What you are asked to do
Set down each line of the data below exactly as it stands, dropping the pictures.
[Start of The data]
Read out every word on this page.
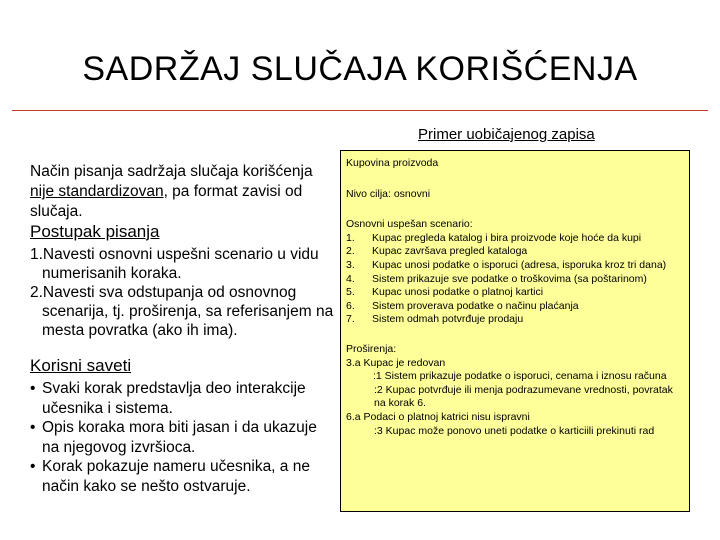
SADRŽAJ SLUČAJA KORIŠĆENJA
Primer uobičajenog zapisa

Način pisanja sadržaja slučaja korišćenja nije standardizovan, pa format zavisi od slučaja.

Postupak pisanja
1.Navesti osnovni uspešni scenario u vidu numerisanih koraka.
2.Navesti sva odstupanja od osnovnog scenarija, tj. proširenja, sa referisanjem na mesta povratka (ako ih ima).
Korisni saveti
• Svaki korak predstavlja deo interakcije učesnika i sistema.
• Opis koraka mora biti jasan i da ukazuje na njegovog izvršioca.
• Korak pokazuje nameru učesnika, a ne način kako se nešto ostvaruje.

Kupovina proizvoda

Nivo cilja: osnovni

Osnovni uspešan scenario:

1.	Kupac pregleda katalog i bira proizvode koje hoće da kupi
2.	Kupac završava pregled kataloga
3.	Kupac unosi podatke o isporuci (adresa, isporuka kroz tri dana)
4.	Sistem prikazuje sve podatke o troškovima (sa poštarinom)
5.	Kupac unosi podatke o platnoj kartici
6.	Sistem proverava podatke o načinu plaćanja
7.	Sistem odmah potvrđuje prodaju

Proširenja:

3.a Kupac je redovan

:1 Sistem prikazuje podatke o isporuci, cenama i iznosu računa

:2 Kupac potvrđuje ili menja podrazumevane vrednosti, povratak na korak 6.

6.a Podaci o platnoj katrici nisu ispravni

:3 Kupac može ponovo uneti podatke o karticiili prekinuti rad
[End of The data]
Exercise output
Read out every word on this page.
SADRŽAJ SLUČAJA KORIŠĆENJA
Primer uobičajenog zapisa

Način pisanja sadržaja slučaja korišćenja nije standardizovan, pa format zavisi od slučaja.

Postupak pisanja
1.Navesti osnovni uspešni scenario u vidu numerisanih koraka.
2.Navesti sva odstupanja od osnovnog scenarija, tj. proširenja, sa referisanjem na mesta povratka (ako ih ima).
Korisni saveti
• Svaki korak predstavlja deo interakcije učesnika i sistema.
• Opis koraka mora biti jasan i da ukazuje na njegovog izvršioca.
• Korak pokazuje nameru učesnika, a ne način kako se nešto ostvaruje.

Kupovina proizvoda

Nivo cilja: osnovni

Osnovni uspešan scenario:

1.	Kupac pregleda katalog i bira proizvode koje hoće da kupi
2.	Kupac završava pregled kataloga
3.	Kupac unosi podatke o isporuci (adresa, isporuka kroz tri dana)
4.	Sistem prikazuje sve podatke o troškovima (sa poštarinom)
5.	Kupac unosi podatke o platnoj kartici
6.	Sistem proverava podatke o načinu plaćanja
7.	Sistem odmah potvrđuje prodaju

Proširenja:

3.a Kupac je redovan

:1 Sistem prikazuje podatke o isporuci, cenama i iznosu računa

:2 Kupac potvrđuje ili menja podrazumevane vrednosti, povratak na korak 6.

6.a Podaci o platnoj katrici nisu ispravni

:3 Kupac može ponovo uneti podatke o karticiili prekinuti rad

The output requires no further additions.